• _Material supplied_:
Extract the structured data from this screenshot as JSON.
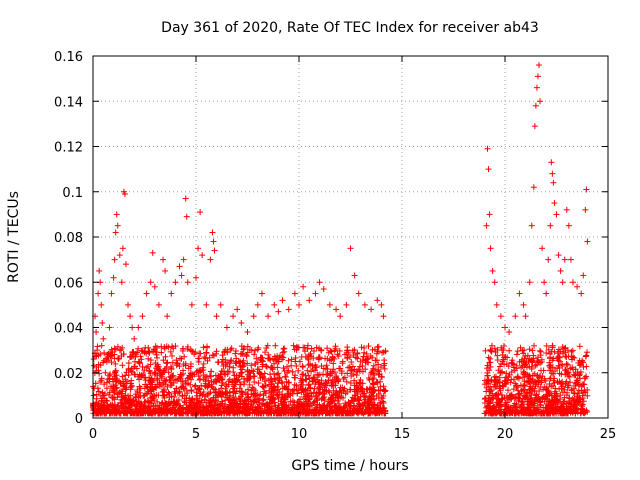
{
  "chart_data": {
    "type": "scatter",
    "title": "Day 361 of 2020, Rate Of TEC Index for receiver ab43",
    "xlabel": "GPS time / hours",
    "ylabel": "ROTI / TECUs",
    "xlim": [
      0,
      25
    ],
    "ylim": [
      0,
      0.16
    ],
    "xticks": [
      0,
      5,
      10,
      15,
      20,
      25
    ],
    "yticks": [
      0,
      0.02,
      0.04,
      0.06,
      0.08,
      0.1,
      0.12,
      0.14,
      0.16
    ],
    "xtick_labels": [
      "0",
      "5",
      "10",
      "15",
      "20",
      "25"
    ],
    "ytick_labels": [
      "0",
      "0.02",
      "0.04",
      "0.06",
      "0.08",
      "0.1",
      "0.12",
      "0.14",
      "0.16"
    ],
    "grid": true,
    "marker": "+",
    "color": "#ff0000",
    "series": [
      {
        "points": [
          [
            0.1,
            0.045
          ],
          [
            0.15,
            0.038
          ],
          [
            0.2,
            0.03
          ],
          [
            0.25,
            0.055
          ],
          [
            0.3,
            0.065
          ],
          [
            0.35,
            0.06
          ],
          [
            0.4,
            0.05
          ],
          [
            0.45,
            0.042
          ],
          [
            0.5,
            0.035
          ],
          [
            0.6,
            0.02
          ],
          [
            0.7,
            0.028
          ],
          [
            0.8,
            0.04
          ],
          [
            0.9,
            0.055
          ],
          [
            1.0,
            0.062
          ],
          [
            1.05,
            0.07
          ],
          [
            1.1,
            0.082
          ],
          [
            1.15,
            0.09
          ],
          [
            1.2,
            0.085
          ],
          [
            1.3,
            0.072
          ],
          [
            1.4,
            0.06
          ],
          [
            1.45,
            0.075
          ],
          [
            1.5,
            0.1
          ],
          [
            1.55,
            0.099
          ],
          [
            1.6,
            0.068
          ],
          [
            1.7,
            0.05
          ],
          [
            1.8,
            0.045
          ],
          [
            1.9,
            0.04
          ],
          [
            2.0,
            0.035
          ],
          [
            2.2,
            0.04
          ],
          [
            2.4,
            0.045
          ],
          [
            2.6,
            0.055
          ],
          [
            2.8,
            0.06
          ],
          [
            2.9,
            0.073
          ],
          [
            3.0,
            0.058
          ],
          [
            3.2,
            0.05
          ],
          [
            3.4,
            0.07
          ],
          [
            3.5,
            0.065
          ],
          [
            3.6,
            0.045
          ],
          [
            3.8,
            0.055
          ],
          [
            4.0,
            0.06
          ],
          [
            4.2,
            0.067
          ],
          [
            4.3,
            0.063
          ],
          [
            4.4,
            0.07
          ],
          [
            4.5,
            0.097
          ],
          [
            4.55,
            0.089
          ],
          [
            4.6,
            0.06
          ],
          [
            4.8,
            0.05
          ],
          [
            5.0,
            0.062
          ],
          [
            5.1,
            0.075
          ],
          [
            5.2,
            0.091
          ],
          [
            5.3,
            0.072
          ],
          [
            5.5,
            0.05
          ],
          [
            5.7,
            0.07
          ],
          [
            5.8,
            0.082
          ],
          [
            5.85,
            0.078
          ],
          [
            5.9,
            0.074
          ],
          [
            6.0,
            0.045
          ],
          [
            6.2,
            0.05
          ],
          [
            6.5,
            0.04
          ],
          [
            6.8,
            0.045
          ],
          [
            7.0,
            0.048
          ],
          [
            7.2,
            0.042
          ],
          [
            7.5,
            0.038
          ],
          [
            7.8,
            0.045
          ],
          [
            8.0,
            0.05
          ],
          [
            8.2,
            0.055
          ],
          [
            8.5,
            0.045
          ],
          [
            8.8,
            0.05
          ],
          [
            9.0,
            0.047
          ],
          [
            9.2,
            0.052
          ],
          [
            9.5,
            0.048
          ],
          [
            9.8,
            0.055
          ],
          [
            10.0,
            0.05
          ],
          [
            10.2,
            0.058
          ],
          [
            10.5,
            0.052
          ],
          [
            10.8,
            0.055
          ],
          [
            11.0,
            0.06
          ],
          [
            11.2,
            0.057
          ],
          [
            11.5,
            0.05
          ],
          [
            11.8,
            0.048
          ],
          [
            12.0,
            0.045
          ],
          [
            12.3,
            0.05
          ],
          [
            12.5,
            0.075
          ],
          [
            12.7,
            0.063
          ],
          [
            12.9,
            0.055
          ],
          [
            13.2,
            0.05
          ],
          [
            13.5,
            0.048
          ],
          [
            13.8,
            0.052
          ],
          [
            14.0,
            0.05
          ],
          [
            14.1,
            0.045
          ],
          [
            19.1,
            0.085
          ],
          [
            19.15,
            0.119
          ],
          [
            19.2,
            0.11
          ],
          [
            19.25,
            0.09
          ],
          [
            19.3,
            0.075
          ],
          [
            19.4,
            0.065
          ],
          [
            19.5,
            0.06
          ],
          [
            19.6,
            0.05
          ],
          [
            19.8,
            0.045
          ],
          [
            20.0,
            0.04
          ],
          [
            20.2,
            0.038
          ],
          [
            20.5,
            0.045
          ],
          [
            20.7,
            0.055
          ],
          [
            20.9,
            0.05
          ],
          [
            21.0,
            0.045
          ],
          [
            21.2,
            0.06
          ],
          [
            21.3,
            0.085
          ],
          [
            21.4,
            0.102
          ],
          [
            21.45,
            0.129
          ],
          [
            21.5,
            0.138
          ],
          [
            21.55,
            0.146
          ],
          [
            21.6,
            0.151
          ],
          [
            21.65,
            0.156
          ],
          [
            21.7,
            0.14
          ],
          [
            21.8,
            0.075
          ],
          [
            21.9,
            0.06
          ],
          [
            22.0,
            0.055
          ],
          [
            22.1,
            0.07
          ],
          [
            22.2,
            0.085
          ],
          [
            22.25,
            0.113
          ],
          [
            22.3,
            0.108
          ],
          [
            22.35,
            0.104
          ],
          [
            22.4,
            0.095
          ],
          [
            22.5,
            0.09
          ],
          [
            22.6,
            0.072
          ],
          [
            22.7,
            0.065
          ],
          [
            22.8,
            0.06
          ],
          [
            22.9,
            0.07
          ],
          [
            23.0,
            0.092
          ],
          [
            23.1,
            0.085
          ],
          [
            23.2,
            0.07
          ],
          [
            23.3,
            0.06
          ],
          [
            23.5,
            0.058
          ],
          [
            23.7,
            0.055
          ],
          [
            23.8,
            0.063
          ],
          [
            23.9,
            0.092
          ],
          [
            23.95,
            0.101
          ],
          [
            24.0,
            0.078
          ]
        ]
      }
    ]
  }
}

• _Short exercise_: Repeat the material above in full and unchanged, minus its images.

• _Exercise response_:
Extract the structured data from this screenshot as JSON.
{
  "chart_data": {
    "type": "scatter",
    "title": "Day 361 of 2020, Rate Of TEC Index for receiver ab43",
    "xlabel": "GPS time / hours",
    "ylabel": "ROTI / TECUs",
    "xlim": [
      0,
      25
    ],
    "ylim": [
      0,
      0.16
    ],
    "xticks": [
      0,
      5,
      10,
      15,
      20,
      25
    ],
    "yticks": [
      0,
      0.02,
      0.04,
      0.06,
      0.08,
      0.1,
      0.12,
      0.14,
      0.16
    ],
    "xtick_labels": [
      "0",
      "5",
      "10",
      "15",
      "20",
      "25"
    ],
    "ytick_labels": [
      "0",
      "0.02",
      "0.04",
      "0.06",
      "0.08",
      "0.1",
      "0.12",
      "0.14",
      "0.16"
    ],
    "grid": true,
    "marker": "+",
    "color": "#ff0000",
    "series": [
      {
        "points": [
          [
            0.1,
            0.045
          ],
          [
            0.15,
            0.038
          ],
          [
            0.2,
            0.03
          ],
          [
            0.25,
            0.055
          ],
          [
            0.3,
            0.065
          ],
          [
            0.35,
            0.06
          ],
          [
            0.4,
            0.05
          ],
          [
            0.45,
            0.042
          ],
          [
            0.5,
            0.035
          ],
          [
            0.6,
            0.02
          ],
          [
            0.7,
            0.028
          ],
          [
            0.8,
            0.04
          ],
          [
            0.9,
            0.055
          ],
          [
            1.0,
            0.062
          ],
          [
            1.05,
            0.07
          ],
          [
            1.1,
            0.082
          ],
          [
            1.15,
            0.09
          ],
          [
            1.2,
            0.085
          ],
          [
            1.3,
            0.072
          ],
          [
            1.4,
            0.06
          ],
          [
            1.45,
            0.075
          ],
          [
            1.5,
            0.1
          ],
          [
            1.55,
            0.099
          ],
          [
            1.6,
            0.068
          ],
          [
            1.7,
            0.05
          ],
          [
            1.8,
            0.045
          ],
          [
            1.9,
            0.04
          ],
          [
            2.0,
            0.035
          ],
          [
            2.2,
            0.04
          ],
          [
            2.4,
            0.045
          ],
          [
            2.6,
            0.055
          ],
          [
            2.8,
            0.06
          ],
          [
            2.9,
            0.073
          ],
          [
            3.0,
            0.058
          ],
          [
            3.2,
            0.05
          ],
          [
            3.4,
            0.07
          ],
          [
            3.5,
            0.065
          ],
          [
            3.6,
            0.045
          ],
          [
            3.8,
            0.055
          ],
          [
            4.0,
            0.06
          ],
          [
            4.2,
            0.067
          ],
          [
            4.3,
            0.063
          ],
          [
            4.4,
            0.07
          ],
          [
            4.5,
            0.097
          ],
          [
            4.55,
            0.089
          ],
          [
            4.6,
            0.06
          ],
          [
            4.8,
            0.05
          ],
          [
            5.0,
            0.062
          ],
          [
            5.1,
            0.075
          ],
          [
            5.2,
            0.091
          ],
          [
            5.3,
            0.072
          ],
          [
            5.5,
            0.05
          ],
          [
            5.7,
            0.07
          ],
          [
            5.8,
            0.082
          ],
          [
            5.85,
            0.078
          ],
          [
            5.9,
            0.074
          ],
          [
            6.0,
            0.045
          ],
          [
            6.2,
            0.05
          ],
          [
            6.5,
            0.04
          ],
          [
            6.8,
            0.045
          ],
          [
            7.0,
            0.048
          ],
          [
            7.2,
            0.042
          ],
          [
            7.5,
            0.038
          ],
          [
            7.8,
            0.045
          ],
          [
            8.0,
            0.05
          ],
          [
            8.2,
            0.055
          ],
          [
            8.5,
            0.045
          ],
          [
            8.8,
            0.05
          ],
          [
            9.0,
            0.047
          ],
          [
            9.2,
            0.052
          ],
          [
            9.5,
            0.048
          ],
          [
            9.8,
            0.055
          ],
          [
            10.0,
            0.05
          ],
          [
            10.2,
            0.058
          ],
          [
            10.5,
            0.052
          ],
          [
            10.8,
            0.055
          ],
          [
            11.0,
            0.06
          ],
          [
            11.2,
            0.057
          ],
          [
            11.5,
            0.05
          ],
          [
            11.8,
            0.048
          ],
          [
            12.0,
            0.045
          ],
          [
            12.3,
            0.05
          ],
          [
            12.5,
            0.075
          ],
          [
            12.7,
            0.063
          ],
          [
            12.9,
            0.055
          ],
          [
            13.2,
            0.05
          ],
          [
            13.5,
            0.048
          ],
          [
            13.8,
            0.052
          ],
          [
            14.0,
            0.05
          ],
          [
            14.1,
            0.045
          ],
          [
            19.1,
            0.085
          ],
          [
            19.15,
            0.119
          ],
          [
            19.2,
            0.11
          ],
          [
            19.25,
            0.09
          ],
          [
            19.3,
            0.075
          ],
          [
            19.4,
            0.065
          ],
          [
            19.5,
            0.06
          ],
          [
            19.6,
            0.05
          ],
          [
            19.8,
            0.045
          ],
          [
            20.0,
            0.04
          ],
          [
            20.2,
            0.038
          ],
          [
            20.5,
            0.045
          ],
          [
            20.7,
            0.055
          ],
          [
            20.9,
            0.05
          ],
          [
            21.0,
            0.045
          ],
          [
            21.2,
            0.06
          ],
          [
            21.3,
            0.085
          ],
          [
            21.4,
            0.102
          ],
          [
            21.45,
            0.129
          ],
          [
            21.5,
            0.138
          ],
          [
            21.55,
            0.146
          ],
          [
            21.6,
            0.151
          ],
          [
            21.65,
            0.156
          ],
          [
            21.7,
            0.14
          ],
          [
            21.8,
            0.075
          ],
          [
            21.9,
            0.06
          ],
          [
            22.0,
            0.055
          ],
          [
            22.1,
            0.07
          ],
          [
            22.2,
            0.085
          ],
          [
            22.25,
            0.113
          ],
          [
            22.3,
            0.108
          ],
          [
            22.35,
            0.104
          ],
          [
            22.4,
            0.095
          ],
          [
            22.5,
            0.09
          ],
          [
            22.6,
            0.072
          ],
          [
            22.7,
            0.065
          ],
          [
            22.8,
            0.06
          ],
          [
            22.9,
            0.07
          ],
          [
            23.0,
            0.092
          ],
          [
            23.1,
            0.085
          ],
          [
            23.2,
            0.07
          ],
          [
            23.3,
            0.06
          ],
          [
            23.5,
            0.058
          ],
          [
            23.7,
            0.055
          ],
          [
            23.8,
            0.063
          ],
          [
            23.9,
            0.092
          ],
          [
            23.95,
            0.101
          ],
          [
            24.0,
            0.078
          ]
        ]
      }
    ]
  }
}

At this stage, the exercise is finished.